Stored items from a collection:
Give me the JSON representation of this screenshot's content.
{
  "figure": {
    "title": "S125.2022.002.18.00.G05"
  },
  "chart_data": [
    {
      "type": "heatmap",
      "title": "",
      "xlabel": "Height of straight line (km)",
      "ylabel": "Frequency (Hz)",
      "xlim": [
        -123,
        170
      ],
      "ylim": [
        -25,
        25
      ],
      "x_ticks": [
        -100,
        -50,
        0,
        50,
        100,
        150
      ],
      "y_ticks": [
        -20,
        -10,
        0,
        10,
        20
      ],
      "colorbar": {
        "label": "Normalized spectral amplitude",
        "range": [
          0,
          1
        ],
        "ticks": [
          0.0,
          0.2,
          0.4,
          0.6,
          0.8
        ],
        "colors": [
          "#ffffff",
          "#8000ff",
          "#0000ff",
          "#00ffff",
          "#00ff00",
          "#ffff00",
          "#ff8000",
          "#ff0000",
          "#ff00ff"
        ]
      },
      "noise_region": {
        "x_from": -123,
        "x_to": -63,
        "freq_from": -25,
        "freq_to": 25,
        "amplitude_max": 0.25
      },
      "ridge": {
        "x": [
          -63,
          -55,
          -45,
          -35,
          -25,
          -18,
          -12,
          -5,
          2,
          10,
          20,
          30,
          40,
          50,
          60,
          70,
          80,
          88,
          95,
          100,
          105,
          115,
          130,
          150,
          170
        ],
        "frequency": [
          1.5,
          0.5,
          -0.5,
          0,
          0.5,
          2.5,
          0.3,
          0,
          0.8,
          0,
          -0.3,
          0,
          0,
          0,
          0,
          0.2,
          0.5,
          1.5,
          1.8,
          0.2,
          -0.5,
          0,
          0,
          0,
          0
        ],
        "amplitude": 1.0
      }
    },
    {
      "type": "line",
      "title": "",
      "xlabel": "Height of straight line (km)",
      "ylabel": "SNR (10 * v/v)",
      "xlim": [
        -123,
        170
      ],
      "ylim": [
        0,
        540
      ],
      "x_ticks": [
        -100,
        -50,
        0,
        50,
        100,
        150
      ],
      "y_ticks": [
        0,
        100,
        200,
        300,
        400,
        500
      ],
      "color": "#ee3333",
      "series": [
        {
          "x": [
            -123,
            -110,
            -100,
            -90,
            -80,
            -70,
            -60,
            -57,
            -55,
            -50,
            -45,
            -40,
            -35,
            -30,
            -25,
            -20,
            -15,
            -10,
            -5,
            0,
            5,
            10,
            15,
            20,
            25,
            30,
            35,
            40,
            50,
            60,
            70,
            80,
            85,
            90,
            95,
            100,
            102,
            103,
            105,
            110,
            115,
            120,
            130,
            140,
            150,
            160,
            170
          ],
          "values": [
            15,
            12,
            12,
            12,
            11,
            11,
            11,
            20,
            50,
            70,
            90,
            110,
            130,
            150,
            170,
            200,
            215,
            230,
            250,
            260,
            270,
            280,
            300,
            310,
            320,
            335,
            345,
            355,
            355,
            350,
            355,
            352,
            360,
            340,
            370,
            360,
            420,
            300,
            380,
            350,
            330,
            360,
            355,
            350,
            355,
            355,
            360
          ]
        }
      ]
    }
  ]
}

◆ DIRECTION ◆
From the entries above, return each line with the word "ylabel" in it.

◆ FULL OUTPUT ◆
      "ylabel": "Frequency (Hz)",
      "ylabel": "SNR (10 * v/v)",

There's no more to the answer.